======== Entries

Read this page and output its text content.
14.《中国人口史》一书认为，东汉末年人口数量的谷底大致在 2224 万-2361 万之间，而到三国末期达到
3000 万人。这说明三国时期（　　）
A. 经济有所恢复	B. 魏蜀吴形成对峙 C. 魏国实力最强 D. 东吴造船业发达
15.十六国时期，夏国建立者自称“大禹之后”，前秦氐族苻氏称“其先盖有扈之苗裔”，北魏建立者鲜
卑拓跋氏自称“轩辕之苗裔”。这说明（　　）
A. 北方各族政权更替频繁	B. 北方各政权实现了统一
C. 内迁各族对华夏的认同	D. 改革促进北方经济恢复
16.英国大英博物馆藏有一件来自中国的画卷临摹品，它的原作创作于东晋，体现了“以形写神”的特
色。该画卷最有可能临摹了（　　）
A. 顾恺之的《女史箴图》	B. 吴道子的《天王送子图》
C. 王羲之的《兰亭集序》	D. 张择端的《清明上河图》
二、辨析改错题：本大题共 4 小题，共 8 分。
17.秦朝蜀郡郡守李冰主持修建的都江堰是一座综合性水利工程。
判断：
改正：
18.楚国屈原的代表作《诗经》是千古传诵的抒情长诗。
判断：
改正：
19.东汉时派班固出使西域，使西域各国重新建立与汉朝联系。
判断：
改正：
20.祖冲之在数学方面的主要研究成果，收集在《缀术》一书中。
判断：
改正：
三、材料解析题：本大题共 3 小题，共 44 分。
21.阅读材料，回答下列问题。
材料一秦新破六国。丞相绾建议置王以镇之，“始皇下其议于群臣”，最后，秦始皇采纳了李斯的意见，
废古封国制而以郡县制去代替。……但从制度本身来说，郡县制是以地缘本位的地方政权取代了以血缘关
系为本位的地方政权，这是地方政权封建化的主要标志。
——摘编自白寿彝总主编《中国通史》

================

### Work instructions
Working from the material above, retype it in its entirety without change.

### Task output
Read this page and output its text content.
14.《中国人口史》一书认为，东汉末年人口数量的谷底大致在 2224 万-2361 万之间，而到三国末期达到
3000 万人。这说明三国时期（　　）
A. 经济有所恢复	B. 魏蜀吴形成对峙 C. 魏国实力最强 D. 东吴造船业发达
15.十六国时期，夏国建立者自称“大禹之后”，前秦氐族苻氏称“其先盖有扈之苗裔”，北魏建立者鲜
卑拓跋氏自称“轩辕之苗裔”。这说明（　　）
A. 北方各族政权更替频繁	B. 北方各政权实现了统一
C. 内迁各族对华夏的认同	D. 改革促进北方经济恢复
16.英国大英博物馆藏有一件来自中国的画卷临摹品，它的原作创作于东晋，体现了“以形写神”的特
色。该画卷最有可能临摹了（　　）
A. 顾恺之的《女史箴图》	B. 吴道子的《天王送子图》
C. 王羲之的《兰亭集序》	D. 张择端的《清明上河图》
二、辨析改错题：本大题共 4 小题，共 8 分。
17.秦朝蜀郡郡守李冰主持修建的都江堰是一座综合性水利工程。
判断：
改正：
18.楚国屈原的代表作《诗经》是千古传诵的抒情长诗。
判断：
改正：
19.东汉时派班固出使西域，使西域各国重新建立与汉朝联系。
判断：
改正：
20.祖冲之在数学方面的主要研究成果，收集在《缀术》一书中。
判断：
改正：
三、材料解析题：本大题共 3 小题，共 44 分。
21.阅读材料，回答下列问题。
材料一秦新破六国。丞相绾建议置王以镇之，“始皇下其议于群臣”，最后，秦始皇采纳了李斯的意见，
废古封国制而以郡县制去代替。……但从制度本身来说，郡县制是以地缘本位的地方政权取代了以血缘关
系为本位的地方政权，这是地方政权封建化的主要标志。
——摘编自白寿彝总主编《中国通史》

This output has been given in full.